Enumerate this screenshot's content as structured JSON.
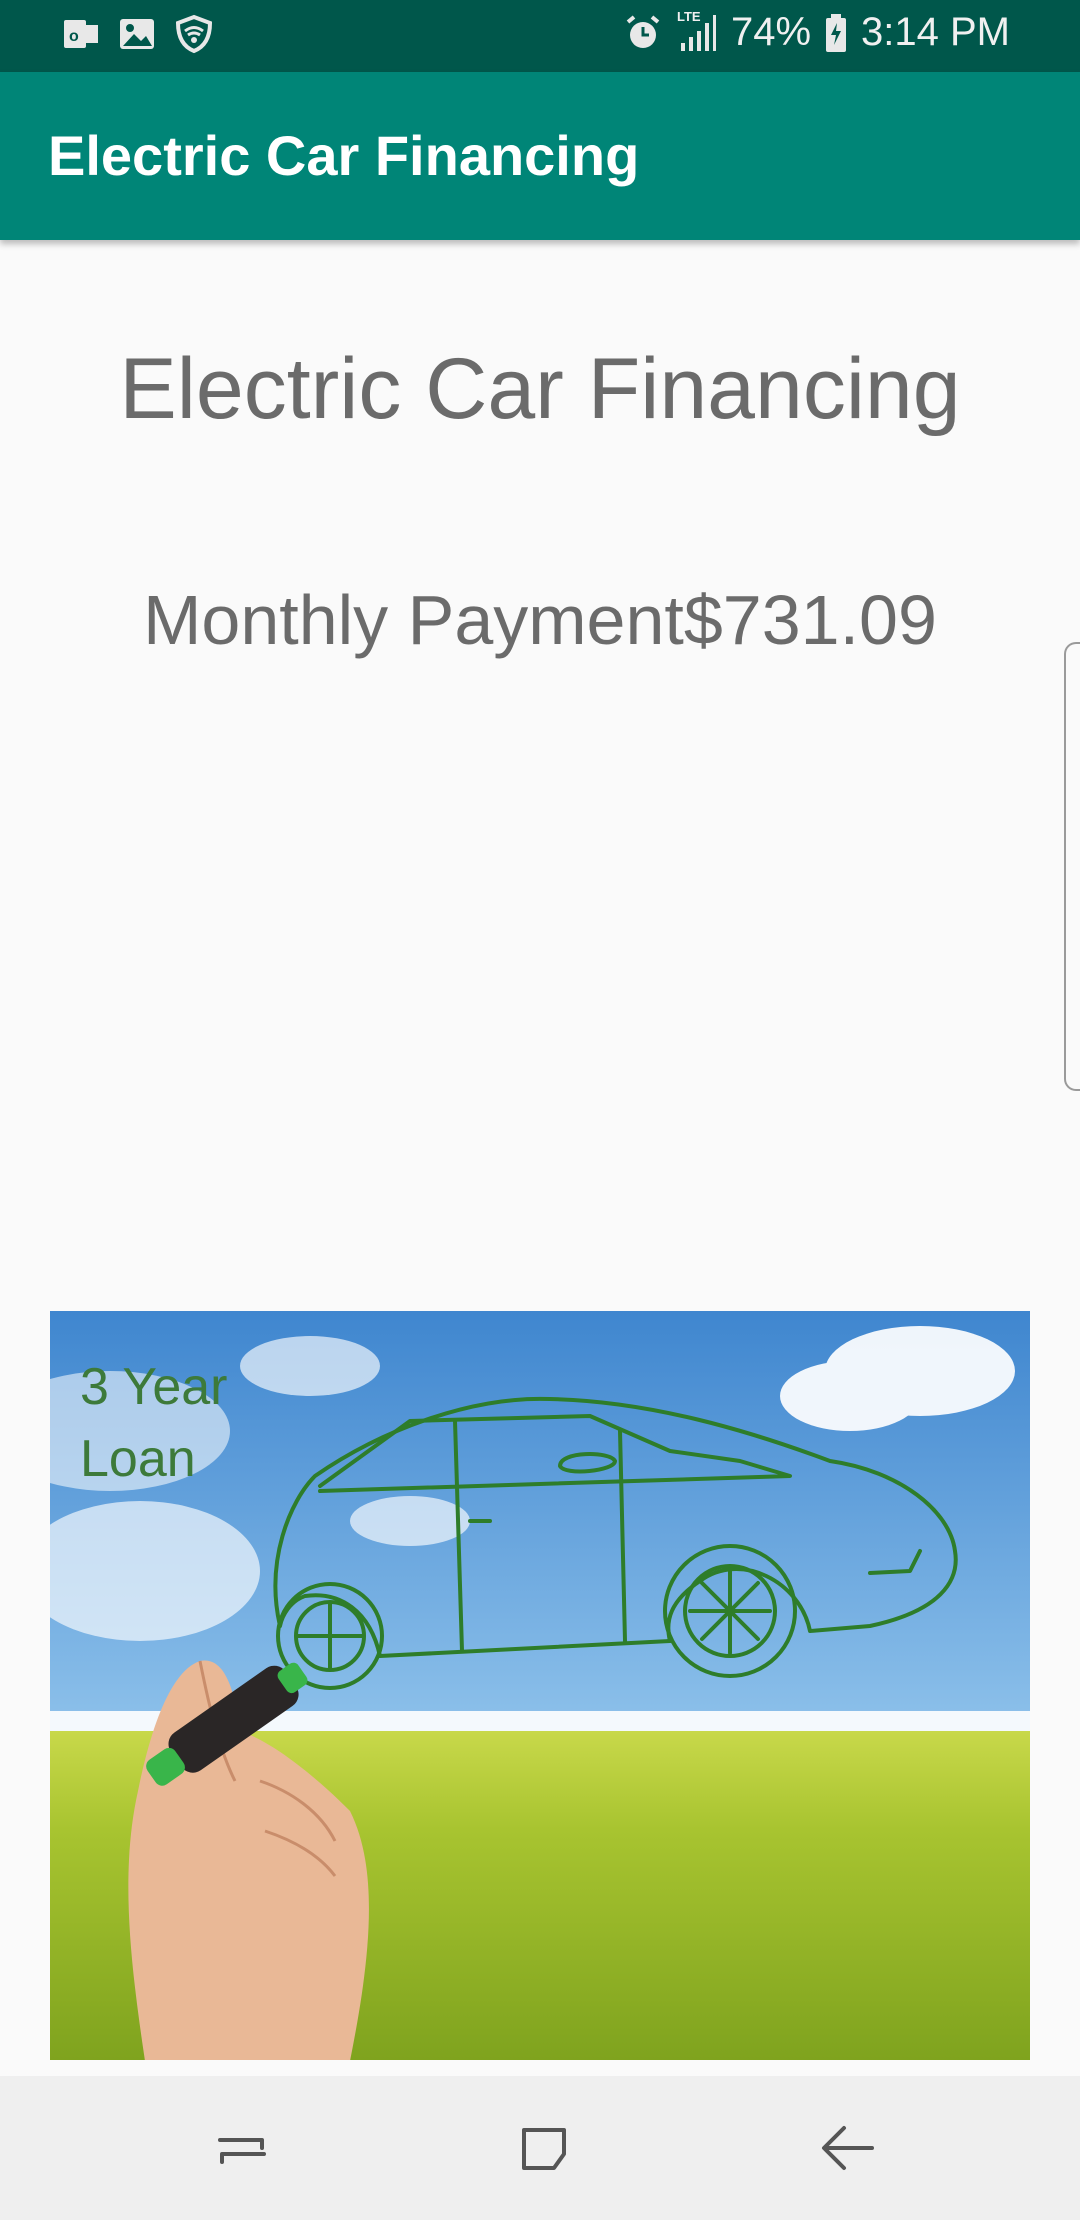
{
  "status_bar": {
    "battery": "74%",
    "time": "3:14 PM",
    "network": "LTE",
    "left_icons": [
      "outlook-icon",
      "gallery-icon",
      "shield-wifi-icon"
    ],
    "right_icons": [
      "alarm-icon",
      "signal-icon",
      "battery-icon"
    ]
  },
  "app_bar": {
    "title": "Electric Car Financing"
  },
  "main": {
    "heading": "Electric Car Financing",
    "payment_label": "Monthly Payment",
    "payment_value": "$731.09"
  },
  "hero": {
    "caption_line1": "3 Year",
    "caption_line2": "Loan"
  },
  "nav_bar": {
    "buttons": [
      "recents-icon",
      "home-icon",
      "back-icon"
    ]
  },
  "colors": {
    "primary": "#008577",
    "primary_dark": "#00574b",
    "text": "#6b6b6b",
    "caption": "#3d7a3a"
  }
}
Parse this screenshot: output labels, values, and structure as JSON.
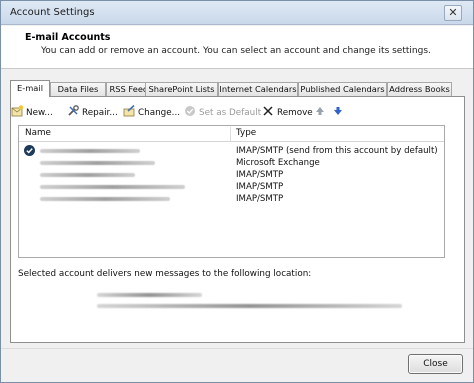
{
  "window": {
    "title": "Account Settings",
    "close_glyph": "✕"
  },
  "header": {
    "title": "E-mail Accounts",
    "subtitle": "You can add or remove an account. You can select an account and change its settings."
  },
  "tabs": [
    {
      "label": "E-mail",
      "active": true
    },
    {
      "label": "Data Files",
      "active": false
    },
    {
      "label": "RSS Feeds",
      "active": false
    },
    {
      "label": "SharePoint Lists",
      "active": false
    },
    {
      "label": "Internet Calendars",
      "active": false
    },
    {
      "label": "Published Calendars",
      "active": false
    },
    {
      "label": "Address Books",
      "active": false
    }
  ],
  "toolbar": {
    "new_label": "New...",
    "repair_label": "Repair...",
    "change_label": "Change...",
    "set_default_label": "Set as Default",
    "remove_label": "Remove",
    "up_icon": "arrow-up-icon",
    "down_icon": "arrow-down-icon"
  },
  "accounts_table": {
    "col_name": "Name",
    "col_type": "Type",
    "rows": [
      {
        "type": "IMAP/SMTP (send from this account by default)",
        "is_default": true
      },
      {
        "type": "Microsoft Exchange",
        "is_default": false
      },
      {
        "type": "IMAP/SMTP",
        "is_default": false
      },
      {
        "type": "IMAP/SMTP",
        "is_default": false
      },
      {
        "type": "IMAP/SMTP",
        "is_default": false
      }
    ]
  },
  "delivery": {
    "label": "Selected account delivers new messages to the following location:"
  },
  "footer": {
    "close_label": "Close"
  },
  "colors": {
    "title_bar": "#c9d8ea",
    "default_badge": "#1d3a5c",
    "remove_x": "#222222",
    "arrow_up_disabled": "#9aa3ad",
    "arrow_down": "#2f63c9"
  }
}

> What is needed
Without including any picture, retype the entries exactly.

> Solved problem
Enumerate this screenshot's content as structured JSON.
{
  "status_bar": {
    "battery": "74%",
    "time": "3:14 PM",
    "network": "LTE",
    "left_icons": [
      "outlook-icon",
      "gallery-icon",
      "shield-wifi-icon"
    ],
    "right_icons": [
      "alarm-icon",
      "signal-icon",
      "battery-icon"
    ]
  },
  "app_bar": {
    "title": "Electric Car Financing"
  },
  "main": {
    "heading": "Electric Car Financing",
    "payment_label": "Monthly Payment",
    "payment_value": "$731.09"
  },
  "hero": {
    "caption_line1": "3 Year",
    "caption_line2": "Loan"
  },
  "nav_bar": {
    "buttons": [
      "recents-icon",
      "home-icon",
      "back-icon"
    ]
  },
  "colors": {
    "primary": "#008577",
    "primary_dark": "#00574b",
    "text": "#6b6b6b",
    "caption": "#3d7a3a"
  }
}
Parse this screenshot: output labels, values, and structure as JSON.
{
  "window": {
    "title": "Account Settings",
    "close_glyph": "✕"
  },
  "header": {
    "title": "E-mail Accounts",
    "subtitle": "You can add or remove an account. You can select an account and change its settings."
  },
  "tabs": [
    {
      "label": "E-mail",
      "active": true
    },
    {
      "label": "Data Files",
      "active": false
    },
    {
      "label": "RSS Feeds",
      "active": false
    },
    {
      "label": "SharePoint Lists",
      "active": false
    },
    {
      "label": "Internet Calendars",
      "active": false
    },
    {
      "label": "Published Calendars",
      "active": false
    },
    {
      "label": "Address Books",
      "active": false
    }
  ],
  "toolbar": {
    "new_label": "New...",
    "repair_label": "Repair...",
    "change_label": "Change...",
    "set_default_label": "Set as Default",
    "remove_label": "Remove",
    "up_icon": "arrow-up-icon",
    "down_icon": "arrow-down-icon"
  },
  "accounts_table": {
    "col_name": "Name",
    "col_type": "Type",
    "rows": [
      {
        "type": "IMAP/SMTP (send from this account by default)",
        "is_default": true
      },
      {
        "type": "Microsoft Exchange",
        "is_default": false
      },
      {
        "type": "IMAP/SMTP",
        "is_default": false
      },
      {
        "type": "IMAP/SMTP",
        "is_default": false
      },
      {
        "type": "IMAP/SMTP",
        "is_default": false
      }
    ]
  },
  "delivery": {
    "label": "Selected account delivers new messages to the following location:"
  },
  "footer": {
    "close_label": "Close"
  },
  "colors": {
    "title_bar": "#c9d8ea",
    "default_badge": "#1d3a5c",
    "remove_x": "#222222",
    "arrow_up_disabled": "#9aa3ad",
    "arrow_down": "#2f63c9"
  }
}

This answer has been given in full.